Objective: Of the lines in these entries, how many contain the string "úrovni"? Give the number and nothing else.

* start *

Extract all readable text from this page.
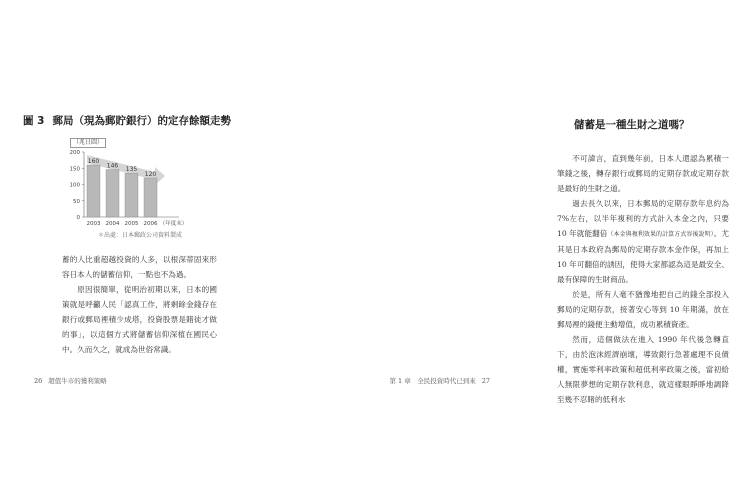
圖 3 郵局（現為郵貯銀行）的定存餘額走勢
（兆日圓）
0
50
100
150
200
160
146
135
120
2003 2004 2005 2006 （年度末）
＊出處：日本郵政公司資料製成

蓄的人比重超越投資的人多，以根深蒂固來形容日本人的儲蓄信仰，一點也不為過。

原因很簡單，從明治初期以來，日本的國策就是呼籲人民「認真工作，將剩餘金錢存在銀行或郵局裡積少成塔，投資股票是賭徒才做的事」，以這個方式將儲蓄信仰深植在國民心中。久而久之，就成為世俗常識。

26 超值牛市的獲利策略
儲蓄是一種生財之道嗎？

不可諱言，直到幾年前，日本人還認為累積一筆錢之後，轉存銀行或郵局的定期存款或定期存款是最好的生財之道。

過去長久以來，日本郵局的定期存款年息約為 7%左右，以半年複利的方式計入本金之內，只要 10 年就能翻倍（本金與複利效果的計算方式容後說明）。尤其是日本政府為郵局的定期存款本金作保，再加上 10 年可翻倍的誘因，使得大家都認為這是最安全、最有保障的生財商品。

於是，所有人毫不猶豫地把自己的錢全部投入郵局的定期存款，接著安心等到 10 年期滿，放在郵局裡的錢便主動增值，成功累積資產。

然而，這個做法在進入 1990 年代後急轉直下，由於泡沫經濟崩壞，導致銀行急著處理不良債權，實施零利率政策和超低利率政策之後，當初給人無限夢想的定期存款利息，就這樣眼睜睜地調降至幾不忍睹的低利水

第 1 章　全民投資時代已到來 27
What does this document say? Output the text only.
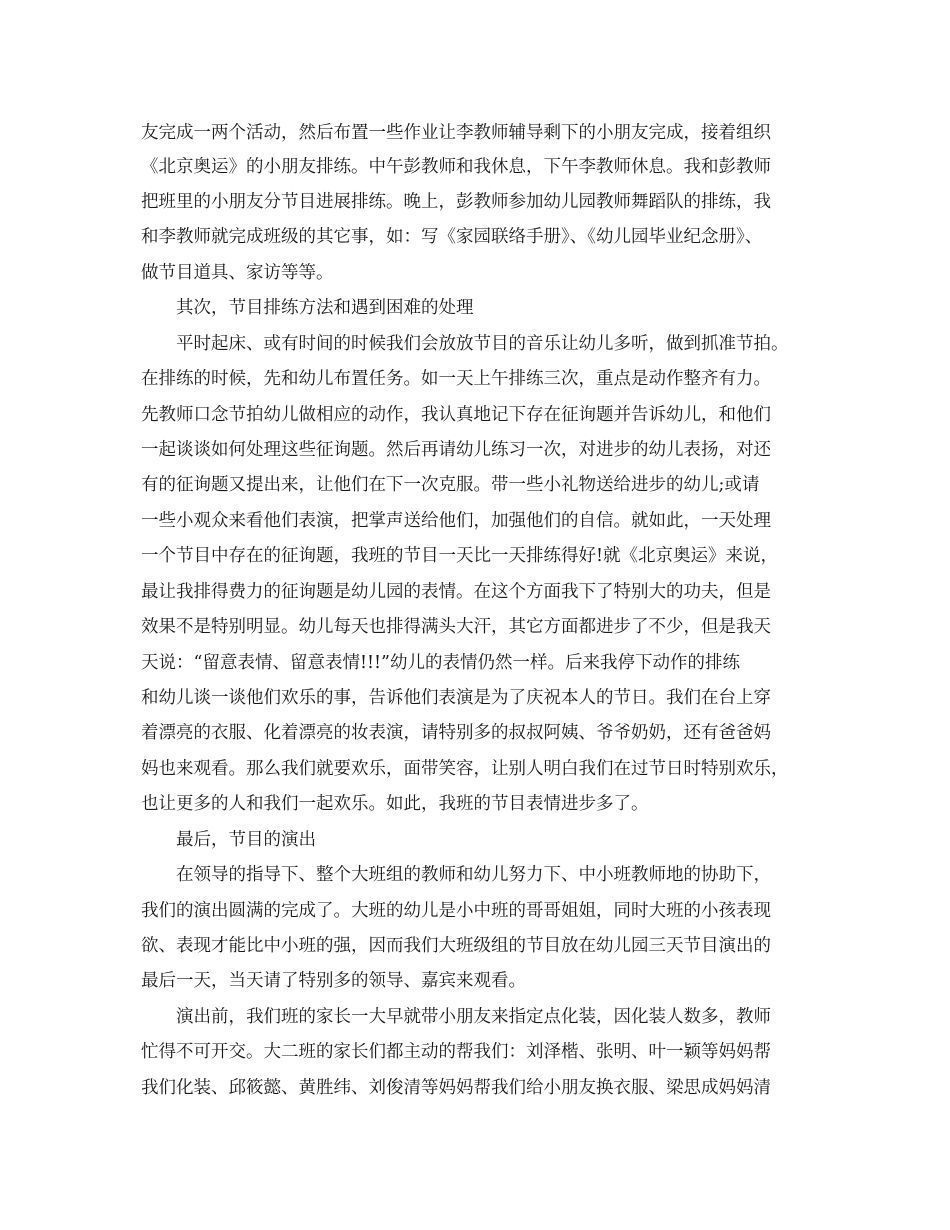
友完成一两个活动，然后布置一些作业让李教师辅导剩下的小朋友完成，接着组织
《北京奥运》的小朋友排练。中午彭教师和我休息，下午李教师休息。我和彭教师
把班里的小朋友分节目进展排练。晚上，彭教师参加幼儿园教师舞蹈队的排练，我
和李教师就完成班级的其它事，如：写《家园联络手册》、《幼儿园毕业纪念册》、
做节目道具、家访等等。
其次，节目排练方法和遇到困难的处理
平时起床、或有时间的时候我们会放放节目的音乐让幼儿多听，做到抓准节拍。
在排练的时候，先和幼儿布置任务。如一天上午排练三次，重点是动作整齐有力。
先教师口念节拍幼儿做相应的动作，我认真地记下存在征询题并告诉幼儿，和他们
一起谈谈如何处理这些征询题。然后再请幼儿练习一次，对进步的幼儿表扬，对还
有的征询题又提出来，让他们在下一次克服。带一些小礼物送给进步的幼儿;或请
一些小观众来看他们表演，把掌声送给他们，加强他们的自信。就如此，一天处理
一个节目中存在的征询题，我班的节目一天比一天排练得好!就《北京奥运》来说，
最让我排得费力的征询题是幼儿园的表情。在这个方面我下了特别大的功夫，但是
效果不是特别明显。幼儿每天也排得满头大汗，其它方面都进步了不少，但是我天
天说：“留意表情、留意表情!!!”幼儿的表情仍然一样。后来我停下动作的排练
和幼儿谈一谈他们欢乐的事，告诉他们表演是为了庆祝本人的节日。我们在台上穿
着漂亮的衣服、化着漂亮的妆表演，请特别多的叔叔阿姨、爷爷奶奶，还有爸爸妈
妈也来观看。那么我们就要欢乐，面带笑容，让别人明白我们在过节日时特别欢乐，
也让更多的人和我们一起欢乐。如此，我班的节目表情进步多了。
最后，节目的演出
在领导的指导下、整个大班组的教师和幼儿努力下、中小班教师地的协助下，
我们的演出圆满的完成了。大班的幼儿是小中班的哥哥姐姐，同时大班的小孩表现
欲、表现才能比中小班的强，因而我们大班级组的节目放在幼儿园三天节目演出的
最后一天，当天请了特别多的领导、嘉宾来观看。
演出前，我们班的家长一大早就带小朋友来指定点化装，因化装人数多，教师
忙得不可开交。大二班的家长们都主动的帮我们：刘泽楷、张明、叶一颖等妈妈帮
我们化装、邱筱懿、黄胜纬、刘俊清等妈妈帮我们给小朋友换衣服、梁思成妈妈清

* end *
* start *

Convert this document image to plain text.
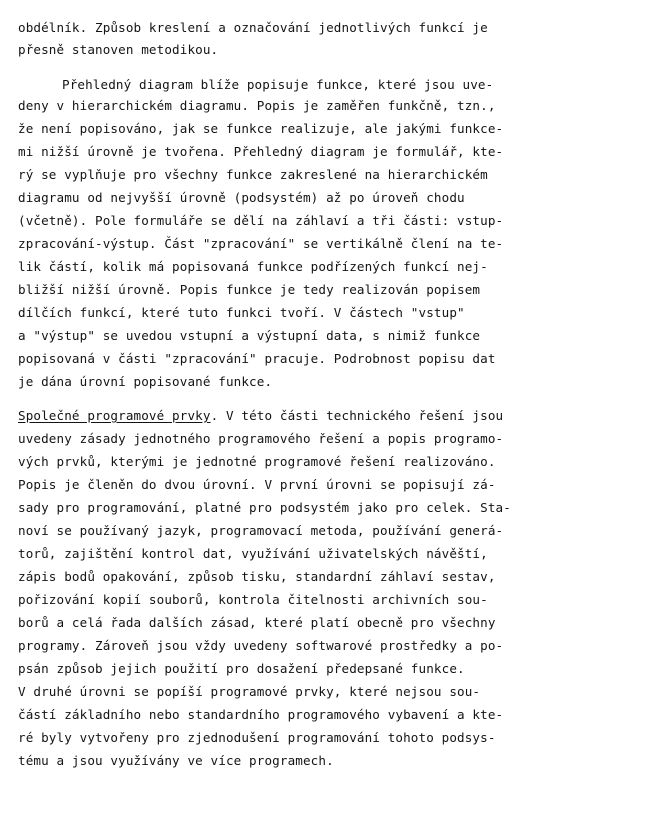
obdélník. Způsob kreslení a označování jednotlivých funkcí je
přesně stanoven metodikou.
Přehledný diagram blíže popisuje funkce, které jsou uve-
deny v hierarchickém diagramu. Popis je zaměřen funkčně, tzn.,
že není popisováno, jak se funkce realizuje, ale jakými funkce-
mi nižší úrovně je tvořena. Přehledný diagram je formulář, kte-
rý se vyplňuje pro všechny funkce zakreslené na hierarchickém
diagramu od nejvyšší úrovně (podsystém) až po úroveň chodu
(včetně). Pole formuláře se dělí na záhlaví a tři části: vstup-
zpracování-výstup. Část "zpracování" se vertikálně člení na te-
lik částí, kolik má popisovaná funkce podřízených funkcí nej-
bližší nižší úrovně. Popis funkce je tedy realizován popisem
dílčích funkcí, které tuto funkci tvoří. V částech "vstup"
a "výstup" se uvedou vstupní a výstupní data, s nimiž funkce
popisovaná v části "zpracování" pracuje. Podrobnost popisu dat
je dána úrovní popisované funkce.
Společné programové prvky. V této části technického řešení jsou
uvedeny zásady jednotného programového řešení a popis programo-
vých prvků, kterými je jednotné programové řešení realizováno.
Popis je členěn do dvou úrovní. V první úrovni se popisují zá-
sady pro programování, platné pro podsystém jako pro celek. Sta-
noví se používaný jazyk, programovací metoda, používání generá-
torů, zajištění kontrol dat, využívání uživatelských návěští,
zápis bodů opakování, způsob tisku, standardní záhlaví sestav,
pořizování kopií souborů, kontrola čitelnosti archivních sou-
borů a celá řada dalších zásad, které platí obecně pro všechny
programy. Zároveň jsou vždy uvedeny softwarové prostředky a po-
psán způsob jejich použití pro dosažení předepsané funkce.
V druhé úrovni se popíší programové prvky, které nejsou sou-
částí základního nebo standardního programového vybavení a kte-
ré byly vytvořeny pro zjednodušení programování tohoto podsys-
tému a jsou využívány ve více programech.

* end *
* start *

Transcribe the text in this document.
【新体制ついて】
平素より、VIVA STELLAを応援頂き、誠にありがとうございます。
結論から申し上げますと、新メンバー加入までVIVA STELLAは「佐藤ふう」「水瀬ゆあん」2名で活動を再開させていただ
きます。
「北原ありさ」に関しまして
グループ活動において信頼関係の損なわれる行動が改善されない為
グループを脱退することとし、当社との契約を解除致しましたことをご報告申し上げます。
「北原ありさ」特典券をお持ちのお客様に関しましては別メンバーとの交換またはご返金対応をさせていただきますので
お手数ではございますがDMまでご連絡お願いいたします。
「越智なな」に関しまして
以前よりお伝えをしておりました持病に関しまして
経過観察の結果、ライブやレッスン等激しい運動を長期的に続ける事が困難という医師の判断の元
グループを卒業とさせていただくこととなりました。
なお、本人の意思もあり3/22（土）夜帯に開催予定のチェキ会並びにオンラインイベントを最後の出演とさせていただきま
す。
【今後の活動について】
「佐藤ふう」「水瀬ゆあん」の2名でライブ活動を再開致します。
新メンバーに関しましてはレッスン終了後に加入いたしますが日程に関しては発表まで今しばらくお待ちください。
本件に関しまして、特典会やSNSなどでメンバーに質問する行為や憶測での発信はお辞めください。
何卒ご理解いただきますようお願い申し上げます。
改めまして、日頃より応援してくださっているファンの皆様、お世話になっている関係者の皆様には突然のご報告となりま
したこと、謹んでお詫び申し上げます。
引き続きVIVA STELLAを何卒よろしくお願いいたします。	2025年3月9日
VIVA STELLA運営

* end *

Final result: 2